• DESCRIPTION OF THE TASK:
The records that follow should be retyped word for word.

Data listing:
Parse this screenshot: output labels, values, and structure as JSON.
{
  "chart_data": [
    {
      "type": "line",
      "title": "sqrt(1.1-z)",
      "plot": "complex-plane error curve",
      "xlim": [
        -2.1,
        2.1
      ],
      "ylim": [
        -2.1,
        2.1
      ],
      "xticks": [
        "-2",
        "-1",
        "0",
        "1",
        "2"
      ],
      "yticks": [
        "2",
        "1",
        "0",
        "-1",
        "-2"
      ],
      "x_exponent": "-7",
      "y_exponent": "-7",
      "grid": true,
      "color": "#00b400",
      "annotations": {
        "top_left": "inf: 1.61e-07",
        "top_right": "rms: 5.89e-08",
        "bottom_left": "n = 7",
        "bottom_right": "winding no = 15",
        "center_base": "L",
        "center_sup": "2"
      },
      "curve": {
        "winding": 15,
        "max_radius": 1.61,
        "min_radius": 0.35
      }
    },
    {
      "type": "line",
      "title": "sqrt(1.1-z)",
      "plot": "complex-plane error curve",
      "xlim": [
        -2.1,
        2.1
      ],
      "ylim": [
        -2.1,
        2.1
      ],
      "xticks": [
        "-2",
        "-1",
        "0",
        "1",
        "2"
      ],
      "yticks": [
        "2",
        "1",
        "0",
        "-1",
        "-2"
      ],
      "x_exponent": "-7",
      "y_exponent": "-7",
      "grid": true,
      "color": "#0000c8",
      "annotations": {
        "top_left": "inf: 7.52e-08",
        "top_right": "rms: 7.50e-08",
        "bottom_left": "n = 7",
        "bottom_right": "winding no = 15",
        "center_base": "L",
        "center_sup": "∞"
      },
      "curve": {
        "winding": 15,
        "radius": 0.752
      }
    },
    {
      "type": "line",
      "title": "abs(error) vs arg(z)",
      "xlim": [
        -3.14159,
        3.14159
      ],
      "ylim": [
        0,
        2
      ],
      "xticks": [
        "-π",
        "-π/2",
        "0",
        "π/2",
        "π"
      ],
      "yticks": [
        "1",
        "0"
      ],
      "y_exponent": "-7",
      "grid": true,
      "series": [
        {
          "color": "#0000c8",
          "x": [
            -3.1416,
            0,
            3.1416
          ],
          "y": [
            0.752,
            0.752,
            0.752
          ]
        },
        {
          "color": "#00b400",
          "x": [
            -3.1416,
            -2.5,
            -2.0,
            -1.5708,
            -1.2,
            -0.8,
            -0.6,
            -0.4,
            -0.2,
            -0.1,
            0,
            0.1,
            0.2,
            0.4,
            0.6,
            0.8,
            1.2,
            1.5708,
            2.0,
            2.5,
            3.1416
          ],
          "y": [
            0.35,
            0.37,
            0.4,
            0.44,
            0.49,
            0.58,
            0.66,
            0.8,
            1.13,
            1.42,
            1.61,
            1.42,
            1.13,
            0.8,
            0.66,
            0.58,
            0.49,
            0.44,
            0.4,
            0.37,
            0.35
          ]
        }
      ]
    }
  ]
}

• FINAL ANSWER:
Parse this screenshot: output labels, values, and structure as JSON.
{
  "chart_data": [
    {
      "type": "line",
      "title": "sqrt(1.1-z)",
      "plot": "complex-plane error curve",
      "xlim": [
        -2.1,
        2.1
      ],
      "ylim": [
        -2.1,
        2.1
      ],
      "xticks": [
        "-2",
        "-1",
        "0",
        "1",
        "2"
      ],
      "yticks": [
        "2",
        "1",
        "0",
        "-1",
        "-2"
      ],
      "x_exponent": "-7",
      "y_exponent": "-7",
      "grid": true,
      "color": "#00b400",
      "annotations": {
        "top_left": "inf: 1.61e-07",
        "top_right": "rms: 5.89e-08",
        "bottom_left": "n = 7",
        "bottom_right": "winding no = 15",
        "center_base": "L",
        "center_sup": "2"
      },
      "curve": {
        "winding": 15,
        "max_radius": 1.61,
        "min_radius": 0.35
      }
    },
    {
      "type": "line",
      "title": "sqrt(1.1-z)",
      "plot": "complex-plane error curve",
      "xlim": [
        -2.1,
        2.1
      ],
      "ylim": [
        -2.1,
        2.1
      ],
      "xticks": [
        "-2",
        "-1",
        "0",
        "1",
        "2"
      ],
      "yticks": [
        "2",
        "1",
        "0",
        "-1",
        "-2"
      ],
      "x_exponent": "-7",
      "y_exponent": "-7",
      "grid": true,
      "color": "#0000c8",
      "annotations": {
        "top_left": "inf: 7.52e-08",
        "top_right": "rms: 7.50e-08",
        "bottom_left": "n = 7",
        "bottom_right": "winding no = 15",
        "center_base": "L",
        "center_sup": "∞"
      },
      "curve": {
        "winding": 15,
        "radius": 0.752
      }
    },
    {
      "type": "line",
      "title": "abs(error) vs arg(z)",
      "xlim": [
        -3.14159,
        3.14159
      ],
      "ylim": [
        0,
        2
      ],
      "xticks": [
        "-π",
        "-π/2",
        "0",
        "π/2",
        "π"
      ],
      "yticks": [
        "1",
        "0"
      ],
      "y_exponent": "-7",
      "grid": true,
      "series": [
        {
          "color": "#0000c8",
          "x": [
            -3.1416,
            0,
            3.1416
          ],
          "y": [
            0.752,
            0.752,
            0.752
          ]
        },
        {
          "color": "#00b400",
          "x": [
            -3.1416,
            -2.5,
            -2.0,
            -1.5708,
            -1.2,
            -0.8,
            -0.6,
            -0.4,
            -0.2,
            -0.1,
            0,
            0.1,
            0.2,
            0.4,
            0.6,
            0.8,
            1.2,
            1.5708,
            2.0,
            2.5,
            3.1416
          ],
          "y": [
            0.35,
            0.37,
            0.4,
            0.44,
            0.49,
            0.58,
            0.66,
            0.8,
            1.13,
            1.42,
            1.61,
            1.42,
            1.13,
            0.8,
            0.66,
            0.58,
            0.49,
            0.44,
            0.4,
            0.37,
            0.35
          ]
        }
      ]
    }
  ]
}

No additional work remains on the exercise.